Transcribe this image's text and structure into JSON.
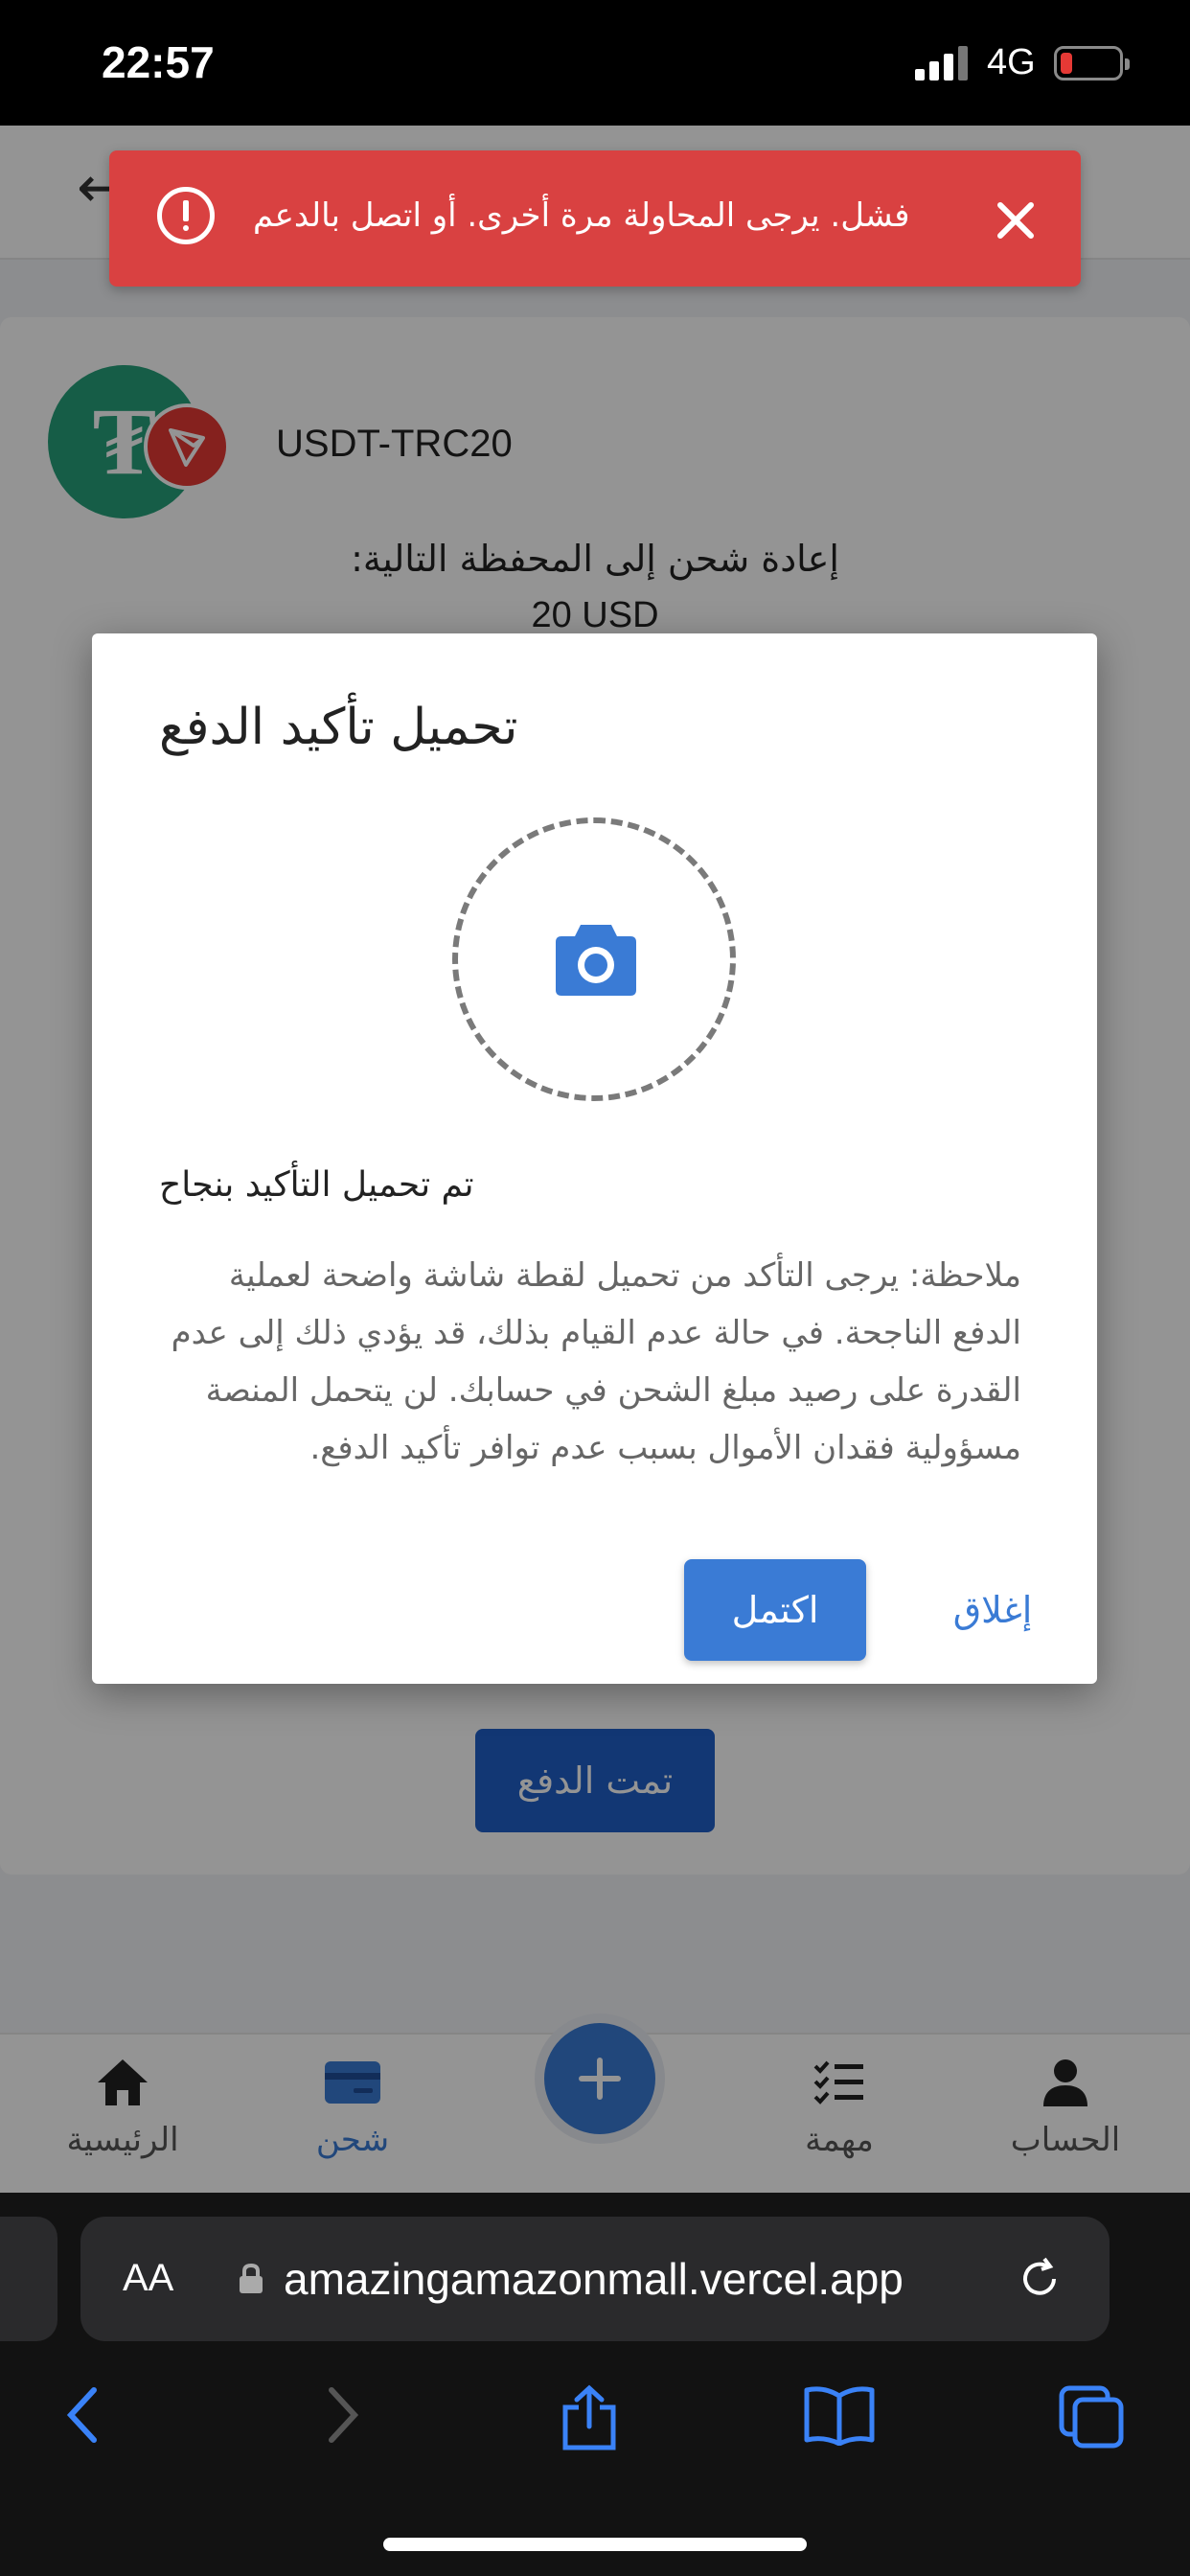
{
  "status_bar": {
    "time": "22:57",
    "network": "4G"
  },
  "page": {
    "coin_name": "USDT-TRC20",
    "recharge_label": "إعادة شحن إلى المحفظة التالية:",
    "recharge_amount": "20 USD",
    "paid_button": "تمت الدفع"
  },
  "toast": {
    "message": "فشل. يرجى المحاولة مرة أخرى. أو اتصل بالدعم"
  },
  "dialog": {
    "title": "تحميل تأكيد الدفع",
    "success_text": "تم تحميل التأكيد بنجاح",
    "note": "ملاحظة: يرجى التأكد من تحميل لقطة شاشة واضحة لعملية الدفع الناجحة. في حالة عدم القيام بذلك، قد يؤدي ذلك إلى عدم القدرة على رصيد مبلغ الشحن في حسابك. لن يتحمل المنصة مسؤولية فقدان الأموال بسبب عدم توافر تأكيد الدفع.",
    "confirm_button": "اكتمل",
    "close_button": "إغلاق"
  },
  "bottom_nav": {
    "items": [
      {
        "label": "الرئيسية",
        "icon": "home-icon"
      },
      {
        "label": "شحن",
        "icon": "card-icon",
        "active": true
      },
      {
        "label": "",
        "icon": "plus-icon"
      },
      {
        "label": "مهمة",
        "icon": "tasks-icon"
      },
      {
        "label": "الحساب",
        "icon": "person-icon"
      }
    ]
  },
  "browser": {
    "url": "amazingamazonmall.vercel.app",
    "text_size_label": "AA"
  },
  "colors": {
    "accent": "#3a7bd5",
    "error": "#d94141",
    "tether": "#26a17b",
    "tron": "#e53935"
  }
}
- - - - - - -
# Work to do
Copy out each line exactly, without the pictures.

# Complete output
Transcribe this image's text and structure into JSON.
{
  "status_bar": {
    "time": "22:57",
    "network": "4G"
  },
  "page": {
    "coin_name": "USDT-TRC20",
    "recharge_label": "إعادة شحن إلى المحفظة التالية:",
    "recharge_amount": "20 USD",
    "paid_button": "تمت الدفع"
  },
  "toast": {
    "message": "فشل. يرجى المحاولة مرة أخرى. أو اتصل بالدعم"
  },
  "dialog": {
    "title": "تحميل تأكيد الدفع",
    "success_text": "تم تحميل التأكيد بنجاح",
    "note": "ملاحظة: يرجى التأكد من تحميل لقطة شاشة واضحة لعملية الدفع الناجحة. في حالة عدم القيام بذلك، قد يؤدي ذلك إلى عدم القدرة على رصيد مبلغ الشحن في حسابك. لن يتحمل المنصة مسؤولية فقدان الأموال بسبب عدم توافر تأكيد الدفع.",
    "confirm_button": "اكتمل",
    "close_button": "إغلاق"
  },
  "bottom_nav": {
    "items": [
      {
        "label": "الرئيسية",
        "icon": "home-icon"
      },
      {
        "label": "شحن",
        "icon": "card-icon",
        "active": true
      },
      {
        "label": "",
        "icon": "plus-icon"
      },
      {
        "label": "مهمة",
        "icon": "tasks-icon"
      },
      {
        "label": "الحساب",
        "icon": "person-icon"
      }
    ]
  },
  "browser": {
    "url": "amazingamazonmall.vercel.app",
    "text_size_label": "AA"
  },
  "colors": {
    "accent": "#3a7bd5",
    "error": "#d94141",
    "tether": "#26a17b",
    "tron": "#e53935"
  }
}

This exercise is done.